**Quoted text**
[BEGIN]

While Owens was involved in the long jump, giant John Woodruff was administering another kick to the myth of Aryan supremacy by becoming the first black runner to win the 800 metres. The Nazis consoled themselves with Gisela Mauermayer's gold in the discus.

2010
Surrey tore up the record books as they posted a world-record total of 386 for 40-over cricket in a crushing win over Glamorgan. The Lions racked up 386 for three and were able to cruise to 39-run win on Duckworth/Lewis, with Rory Hamilton-Brown producing a knock of 115 off 69 balls and Steven Davies adding 88 off 63. Mark Ramprakash also chipped in with 85 off 46 to take Surrey to their daunting target.

[END]

**Problems to solve**
**A.** Reproduce the stretch of the sports history excerpt from "While Owens was" through "in the discus.".
**B.** In the sports history excerpt, how many balls did Rory Hamilton-Brown need for his 115?
The data has no role here.

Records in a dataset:

[BEGIN]

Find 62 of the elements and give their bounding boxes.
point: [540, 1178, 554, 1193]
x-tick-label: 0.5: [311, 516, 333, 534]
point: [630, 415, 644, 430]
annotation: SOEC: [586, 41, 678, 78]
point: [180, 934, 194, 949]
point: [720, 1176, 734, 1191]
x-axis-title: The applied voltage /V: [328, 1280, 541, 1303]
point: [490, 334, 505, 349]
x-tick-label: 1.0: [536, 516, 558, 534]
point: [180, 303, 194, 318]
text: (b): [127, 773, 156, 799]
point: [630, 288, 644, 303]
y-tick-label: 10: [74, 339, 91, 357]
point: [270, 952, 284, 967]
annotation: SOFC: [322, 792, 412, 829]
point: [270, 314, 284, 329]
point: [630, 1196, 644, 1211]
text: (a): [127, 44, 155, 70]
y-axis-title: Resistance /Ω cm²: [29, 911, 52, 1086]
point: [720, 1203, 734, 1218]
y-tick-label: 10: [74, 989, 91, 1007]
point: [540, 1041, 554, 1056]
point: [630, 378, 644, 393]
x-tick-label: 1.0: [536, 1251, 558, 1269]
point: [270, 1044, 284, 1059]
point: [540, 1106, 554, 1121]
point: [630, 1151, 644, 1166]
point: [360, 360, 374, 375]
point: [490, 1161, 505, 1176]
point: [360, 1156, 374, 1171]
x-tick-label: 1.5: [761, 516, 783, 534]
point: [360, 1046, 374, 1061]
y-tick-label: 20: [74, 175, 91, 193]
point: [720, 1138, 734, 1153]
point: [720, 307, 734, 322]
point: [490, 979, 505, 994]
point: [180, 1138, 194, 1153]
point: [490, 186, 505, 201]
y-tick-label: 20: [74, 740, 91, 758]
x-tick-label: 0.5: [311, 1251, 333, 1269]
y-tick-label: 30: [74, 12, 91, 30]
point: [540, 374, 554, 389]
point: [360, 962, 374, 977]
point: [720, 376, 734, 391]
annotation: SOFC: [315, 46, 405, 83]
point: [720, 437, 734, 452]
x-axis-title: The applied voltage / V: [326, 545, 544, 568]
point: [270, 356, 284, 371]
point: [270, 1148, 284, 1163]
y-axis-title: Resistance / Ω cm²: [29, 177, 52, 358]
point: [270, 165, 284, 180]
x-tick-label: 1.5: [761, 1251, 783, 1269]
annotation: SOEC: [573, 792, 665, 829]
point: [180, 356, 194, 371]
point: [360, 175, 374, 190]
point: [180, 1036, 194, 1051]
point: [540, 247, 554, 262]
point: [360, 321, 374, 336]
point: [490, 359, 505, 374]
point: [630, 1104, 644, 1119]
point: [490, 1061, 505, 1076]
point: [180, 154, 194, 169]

[END]
[BEGIN]

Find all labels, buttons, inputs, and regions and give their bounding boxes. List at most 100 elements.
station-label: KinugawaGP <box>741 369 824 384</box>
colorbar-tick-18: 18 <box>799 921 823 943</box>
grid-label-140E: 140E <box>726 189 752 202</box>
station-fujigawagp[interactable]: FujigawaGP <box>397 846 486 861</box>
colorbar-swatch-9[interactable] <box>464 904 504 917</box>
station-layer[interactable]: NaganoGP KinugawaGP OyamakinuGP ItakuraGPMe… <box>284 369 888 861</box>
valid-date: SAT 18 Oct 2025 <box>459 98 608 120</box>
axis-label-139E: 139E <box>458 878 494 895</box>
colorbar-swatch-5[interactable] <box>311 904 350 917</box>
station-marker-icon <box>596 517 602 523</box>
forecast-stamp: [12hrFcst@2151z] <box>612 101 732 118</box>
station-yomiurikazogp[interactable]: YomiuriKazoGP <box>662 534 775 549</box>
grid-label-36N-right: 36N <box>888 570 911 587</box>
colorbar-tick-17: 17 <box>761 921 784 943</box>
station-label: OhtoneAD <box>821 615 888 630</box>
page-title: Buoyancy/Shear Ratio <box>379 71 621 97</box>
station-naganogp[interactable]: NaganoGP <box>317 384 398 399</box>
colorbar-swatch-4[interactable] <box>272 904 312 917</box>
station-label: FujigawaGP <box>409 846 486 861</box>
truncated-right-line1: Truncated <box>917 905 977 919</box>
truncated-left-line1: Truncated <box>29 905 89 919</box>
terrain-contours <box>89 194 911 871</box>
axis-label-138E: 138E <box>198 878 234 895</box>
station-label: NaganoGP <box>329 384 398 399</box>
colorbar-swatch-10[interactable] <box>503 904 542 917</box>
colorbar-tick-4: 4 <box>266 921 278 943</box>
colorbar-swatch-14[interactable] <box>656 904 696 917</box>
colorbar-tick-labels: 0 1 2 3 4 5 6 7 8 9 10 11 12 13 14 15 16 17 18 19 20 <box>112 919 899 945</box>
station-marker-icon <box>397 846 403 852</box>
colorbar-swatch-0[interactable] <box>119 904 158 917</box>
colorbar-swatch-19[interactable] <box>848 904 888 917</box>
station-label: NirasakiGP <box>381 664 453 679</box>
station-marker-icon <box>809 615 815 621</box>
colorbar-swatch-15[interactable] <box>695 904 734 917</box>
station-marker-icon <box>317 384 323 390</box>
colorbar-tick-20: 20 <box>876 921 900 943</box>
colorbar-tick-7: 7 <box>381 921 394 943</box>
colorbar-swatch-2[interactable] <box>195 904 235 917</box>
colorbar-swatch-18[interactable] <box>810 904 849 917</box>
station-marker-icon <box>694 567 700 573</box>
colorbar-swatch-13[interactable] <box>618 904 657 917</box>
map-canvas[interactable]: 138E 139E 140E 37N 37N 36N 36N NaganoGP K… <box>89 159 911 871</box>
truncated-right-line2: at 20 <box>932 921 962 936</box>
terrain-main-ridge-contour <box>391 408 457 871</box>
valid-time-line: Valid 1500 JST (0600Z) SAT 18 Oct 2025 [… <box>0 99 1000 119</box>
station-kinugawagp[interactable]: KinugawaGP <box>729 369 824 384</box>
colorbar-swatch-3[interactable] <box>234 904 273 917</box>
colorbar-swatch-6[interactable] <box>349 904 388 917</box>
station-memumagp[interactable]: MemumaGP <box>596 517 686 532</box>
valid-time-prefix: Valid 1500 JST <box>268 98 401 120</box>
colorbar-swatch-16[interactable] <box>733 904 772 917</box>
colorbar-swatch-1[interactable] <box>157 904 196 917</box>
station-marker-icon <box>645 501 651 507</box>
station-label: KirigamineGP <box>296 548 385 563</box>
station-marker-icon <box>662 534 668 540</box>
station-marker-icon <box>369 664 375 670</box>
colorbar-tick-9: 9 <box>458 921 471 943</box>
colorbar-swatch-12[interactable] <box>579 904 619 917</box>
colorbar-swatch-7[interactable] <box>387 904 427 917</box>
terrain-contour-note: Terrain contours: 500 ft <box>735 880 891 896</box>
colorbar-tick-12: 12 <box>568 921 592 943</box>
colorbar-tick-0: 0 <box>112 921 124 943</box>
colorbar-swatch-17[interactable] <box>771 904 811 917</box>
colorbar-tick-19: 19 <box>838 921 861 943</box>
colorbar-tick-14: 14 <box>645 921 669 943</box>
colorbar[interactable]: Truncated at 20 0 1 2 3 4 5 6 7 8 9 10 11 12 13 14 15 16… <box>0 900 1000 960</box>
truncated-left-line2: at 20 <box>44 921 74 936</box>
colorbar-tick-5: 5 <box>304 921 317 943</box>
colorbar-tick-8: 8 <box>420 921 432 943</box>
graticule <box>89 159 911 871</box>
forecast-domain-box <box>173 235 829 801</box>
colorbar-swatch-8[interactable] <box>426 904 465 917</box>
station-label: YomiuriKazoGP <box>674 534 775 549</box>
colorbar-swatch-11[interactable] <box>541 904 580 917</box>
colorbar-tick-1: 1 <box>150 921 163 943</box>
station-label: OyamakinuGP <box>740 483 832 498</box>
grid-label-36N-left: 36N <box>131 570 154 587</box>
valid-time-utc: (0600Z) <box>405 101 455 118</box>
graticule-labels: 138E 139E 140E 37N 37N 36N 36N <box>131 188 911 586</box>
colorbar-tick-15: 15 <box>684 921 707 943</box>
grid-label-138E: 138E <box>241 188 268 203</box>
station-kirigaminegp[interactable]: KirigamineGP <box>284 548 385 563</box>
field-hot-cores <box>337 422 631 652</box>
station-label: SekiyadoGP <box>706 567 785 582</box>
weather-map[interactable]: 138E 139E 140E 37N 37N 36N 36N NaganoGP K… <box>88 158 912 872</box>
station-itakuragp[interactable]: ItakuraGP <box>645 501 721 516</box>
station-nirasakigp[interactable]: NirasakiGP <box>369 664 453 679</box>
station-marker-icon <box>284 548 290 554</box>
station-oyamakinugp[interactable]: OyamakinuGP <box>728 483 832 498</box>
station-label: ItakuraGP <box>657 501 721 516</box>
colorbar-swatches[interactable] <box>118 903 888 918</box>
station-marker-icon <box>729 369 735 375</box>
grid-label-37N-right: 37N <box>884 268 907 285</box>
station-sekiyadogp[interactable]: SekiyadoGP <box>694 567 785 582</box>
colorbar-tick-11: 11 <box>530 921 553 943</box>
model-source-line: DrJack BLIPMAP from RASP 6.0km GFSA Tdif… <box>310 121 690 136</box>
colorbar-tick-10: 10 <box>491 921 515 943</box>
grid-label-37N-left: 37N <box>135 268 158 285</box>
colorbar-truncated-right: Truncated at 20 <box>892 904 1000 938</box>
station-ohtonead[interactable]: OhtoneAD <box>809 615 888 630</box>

[END]

**Final answers**
**A.**
While Owens was involved in the long jump, giant John Woodruff was administering another kick to the myth of Aryan supremacy by becoming the first black runner to win the 800 metres. The Nazis consoled themselves with Gisela Mauermayer's gold in the discus.

**B.** 69 balls.